Given task: Within the records below, find each line that holds the string "MOIS", then copy it.

Available records:
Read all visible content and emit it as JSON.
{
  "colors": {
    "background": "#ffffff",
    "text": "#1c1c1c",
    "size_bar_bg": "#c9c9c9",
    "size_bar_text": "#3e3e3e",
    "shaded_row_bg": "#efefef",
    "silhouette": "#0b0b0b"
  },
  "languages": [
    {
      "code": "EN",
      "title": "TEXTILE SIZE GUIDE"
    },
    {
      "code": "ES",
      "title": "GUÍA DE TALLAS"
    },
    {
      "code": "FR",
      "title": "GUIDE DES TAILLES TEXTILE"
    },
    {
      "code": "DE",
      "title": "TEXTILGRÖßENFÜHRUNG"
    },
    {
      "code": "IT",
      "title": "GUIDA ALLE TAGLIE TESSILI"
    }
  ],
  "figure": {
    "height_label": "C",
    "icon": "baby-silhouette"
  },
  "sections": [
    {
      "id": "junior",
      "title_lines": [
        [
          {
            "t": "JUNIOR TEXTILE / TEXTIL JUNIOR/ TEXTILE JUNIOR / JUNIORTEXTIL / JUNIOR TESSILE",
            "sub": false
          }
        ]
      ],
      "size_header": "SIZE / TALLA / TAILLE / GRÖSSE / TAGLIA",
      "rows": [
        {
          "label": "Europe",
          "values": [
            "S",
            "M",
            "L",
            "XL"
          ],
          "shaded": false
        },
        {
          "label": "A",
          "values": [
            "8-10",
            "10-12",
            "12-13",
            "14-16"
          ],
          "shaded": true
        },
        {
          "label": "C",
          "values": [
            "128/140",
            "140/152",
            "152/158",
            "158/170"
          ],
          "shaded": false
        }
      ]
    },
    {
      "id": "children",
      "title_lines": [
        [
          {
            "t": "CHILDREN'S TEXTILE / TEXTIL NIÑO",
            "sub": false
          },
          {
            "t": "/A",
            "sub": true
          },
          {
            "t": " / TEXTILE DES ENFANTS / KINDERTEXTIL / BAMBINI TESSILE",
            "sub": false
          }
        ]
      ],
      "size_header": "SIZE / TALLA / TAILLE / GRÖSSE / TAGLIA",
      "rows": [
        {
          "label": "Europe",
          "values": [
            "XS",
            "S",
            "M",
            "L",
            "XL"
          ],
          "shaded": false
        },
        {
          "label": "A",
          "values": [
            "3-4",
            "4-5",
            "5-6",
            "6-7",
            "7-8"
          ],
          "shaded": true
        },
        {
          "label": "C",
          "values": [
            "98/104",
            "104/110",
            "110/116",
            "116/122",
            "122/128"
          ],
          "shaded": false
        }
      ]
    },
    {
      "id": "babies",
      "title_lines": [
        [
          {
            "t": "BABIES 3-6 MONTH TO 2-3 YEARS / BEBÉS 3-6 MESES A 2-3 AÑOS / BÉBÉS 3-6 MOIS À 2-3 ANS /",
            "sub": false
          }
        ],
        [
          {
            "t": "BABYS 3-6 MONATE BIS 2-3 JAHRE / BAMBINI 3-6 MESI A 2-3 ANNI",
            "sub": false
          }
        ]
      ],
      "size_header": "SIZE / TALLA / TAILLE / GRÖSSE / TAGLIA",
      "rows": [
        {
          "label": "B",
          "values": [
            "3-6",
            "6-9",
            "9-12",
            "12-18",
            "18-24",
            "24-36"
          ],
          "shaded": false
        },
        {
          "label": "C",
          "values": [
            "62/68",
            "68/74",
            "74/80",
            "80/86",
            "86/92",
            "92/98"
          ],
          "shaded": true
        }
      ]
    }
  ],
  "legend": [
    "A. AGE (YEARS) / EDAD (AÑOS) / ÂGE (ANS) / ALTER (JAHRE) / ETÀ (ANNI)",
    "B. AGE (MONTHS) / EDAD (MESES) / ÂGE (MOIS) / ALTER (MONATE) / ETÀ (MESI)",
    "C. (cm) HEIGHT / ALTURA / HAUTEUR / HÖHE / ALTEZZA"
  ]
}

Solution below:
            "t": "BABIES 3-6 MONTH TO 2-3 YEARS / BEBÉS 3-6 MESES A 2-3 AÑOS / BÉBÉS 3-6 MOIS À 2-3 ANS /",
    "B. AGE (MONTHS) / EDAD (MESES) / ÂGE (MOIS) / ALTER (MONATE) / ETÀ (MESI)",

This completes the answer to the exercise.